:: What is needed ::
Repeat each entry as written, dropping any picture you find.

:: Records shown ::
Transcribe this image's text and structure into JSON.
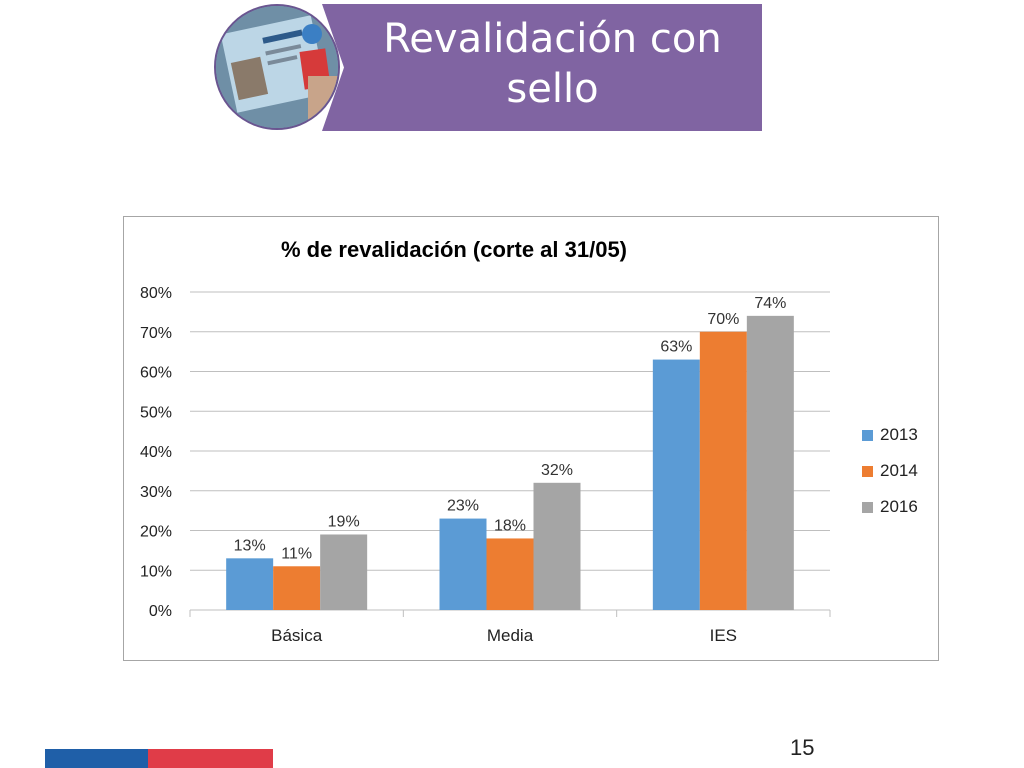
{
  "header": {
    "title": "Revalidación con sello",
    "banner_color": "#8064a2",
    "photo_icon": "student-id-card-photo"
  },
  "chart_data": {
    "type": "bar",
    "title": "% de revalidación (corte al 31/05)",
    "categories": [
      "Básica",
      "Media",
      "IES"
    ],
    "series": [
      {
        "name": "2013",
        "values": [
          13,
          23,
          63
        ],
        "labels": [
          "13%",
          "23%",
          "63%"
        ],
        "color": "#5b9bd5"
      },
      {
        "name": "2014",
        "values": [
          11,
          18,
          70
        ],
        "labels": [
          "11%",
          "18%",
          "70%"
        ],
        "color": "#ed7d31"
      },
      {
        "name": "2016",
        "values": [
          19,
          32,
          74
        ],
        "labels": [
          "19%",
          "32%",
          "74%"
        ],
        "color": "#a5a5a5"
      }
    ],
    "ylim": [
      0,
      80
    ],
    "yticks": [
      0,
      10,
      20,
      30,
      40,
      50,
      60,
      70,
      80
    ],
    "ytick_labels": [
      "0%",
      "10%",
      "20%",
      "30%",
      "40%",
      "50%",
      "60%",
      "70%",
      "80%"
    ],
    "xlabel": "",
    "ylabel": "",
    "grid": true,
    "legend_position": "right"
  },
  "footer": {
    "page_number": "15"
  }
}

:: Exercise answer ::
Transcribe this image's text and structure into JSON.
{
  "header": {
    "title": "Revalidación con sello",
    "banner_color": "#8064a2",
    "photo_icon": "student-id-card-photo"
  },
  "chart_data": {
    "type": "bar",
    "title": "% de revalidación (corte al 31/05)",
    "categories": [
      "Básica",
      "Media",
      "IES"
    ],
    "series": [
      {
        "name": "2013",
        "values": [
          13,
          23,
          63
        ],
        "labels": [
          "13%",
          "23%",
          "63%"
        ],
        "color": "#5b9bd5"
      },
      {
        "name": "2014",
        "values": [
          11,
          18,
          70
        ],
        "labels": [
          "11%",
          "18%",
          "70%"
        ],
        "color": "#ed7d31"
      },
      {
        "name": "2016",
        "values": [
          19,
          32,
          74
        ],
        "labels": [
          "19%",
          "32%",
          "74%"
        ],
        "color": "#a5a5a5"
      }
    ],
    "ylim": [
      0,
      80
    ],
    "yticks": [
      0,
      10,
      20,
      30,
      40,
      50,
      60,
      70,
      80
    ],
    "ytick_labels": [
      "0%",
      "10%",
      "20%",
      "30%",
      "40%",
      "50%",
      "60%",
      "70%",
      "80%"
    ],
    "xlabel": "",
    "ylabel": "",
    "grid": true,
    "legend_position": "right"
  },
  "footer": {
    "page_number": "15"
  }
}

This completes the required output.